## Instruction:
Quote every line below exactly and skip any picture.

## Exercise data:
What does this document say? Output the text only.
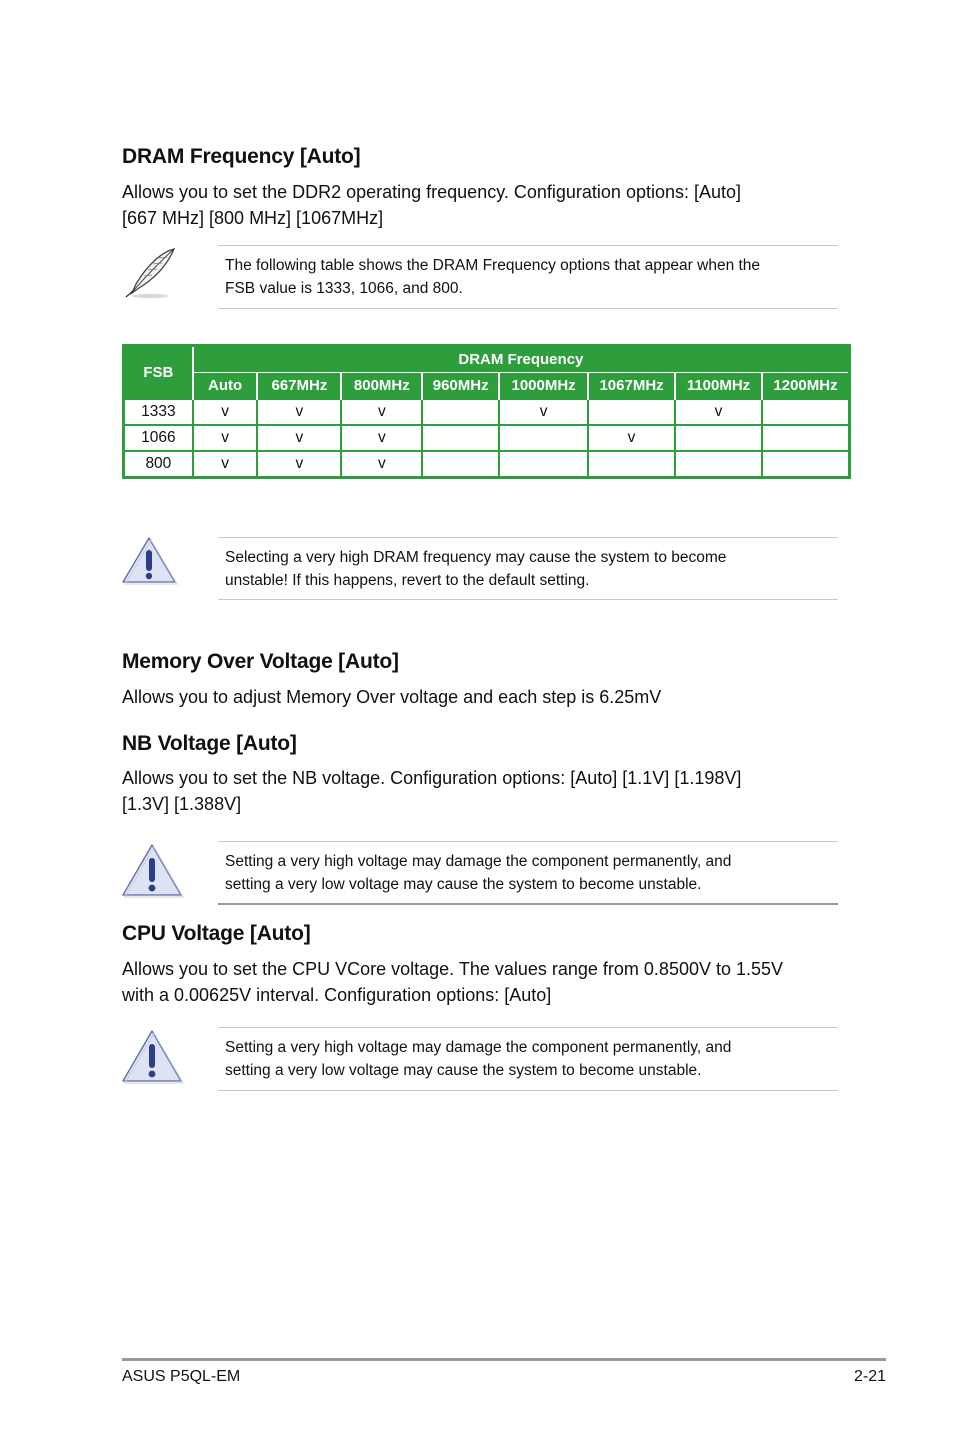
DRAM Frequency [Auto]
Allows you to set the DDR2 operating frequency. Configuration options: [Auto]
[667 MHz] [800 MHz] [1067MHz]
The following table shows the DRAM Frequency options that appear when the
FSB value is 1333, 1066, and 800.
FSB	DRAM Frequency							
	Auto	667MHz	800MHz	960MHz	1000MHz	1067MHz	1100MHz	1200MHz
1333	v	v	v		v		v	
1066	v	v	v			v		
800	v	v	v					
Selecting a very high DRAM frequency may cause the system to become
unstable! If this happens, revert to the default setting.
Memory Over Voltage [Auto]
Allows you to adjust Memory Over voltage and each step is 6.25mV
NB Voltage [Auto]
Allows you to set the NB voltage. Configuration options: [Auto] [1.1V] [1.198V]
[1.3V] [1.388V]
Setting a very high voltage may damage the component permanently, and
setting a very low voltage may cause the system to become unstable.
CPU Voltage [Auto]
Allows you to set the CPU VCore voltage. The values range from 0.8500V to 1.55V
with a 0.00625V interval. Configuration options: [Auto]
Setting a very high voltage may damage the component permanently, and
setting a very low voltage may cause the system to become unstable.
ASUS P5QL-EM	2-21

## Task answer:
What does this document say? Output the text only.
DRAM Frequency [Auto]
Allows you to set the DDR2 operating frequency. Configuration options: [Auto]
[667 MHz] [800 MHz] [1067MHz]
The following table shows the DRAM Frequency options that appear when the
FSB value is 1333, 1066, and 800.
FSB	DRAM Frequency							
	Auto	667MHz	800MHz	960MHz	1000MHz	1067MHz	1100MHz	1200MHz
1333	v	v	v		v		v	
1066	v	v	v			v		
800	v	v	v					
Selecting a very high DRAM frequency may cause the system to become
unstable! If this happens, revert to the default setting.
Memory Over Voltage [Auto]
Allows you to adjust Memory Over voltage and each step is 6.25mV
NB Voltage [Auto]
Allows you to set the NB voltage. Configuration options: [Auto] [1.1V] [1.198V]
[1.3V] [1.388V]
Setting a very high voltage may damage the component permanently, and
setting a very low voltage may cause the system to become unstable.
CPU Voltage [Auto]
Allows you to set the CPU VCore voltage. The values range from 0.8500V to 1.55V
with a 0.00625V interval. Configuration options: [Auto]
Setting a very high voltage may damage the component permanently, and
setting a very low voltage may cause the system to become unstable.
ASUS P5QL-EM	2-21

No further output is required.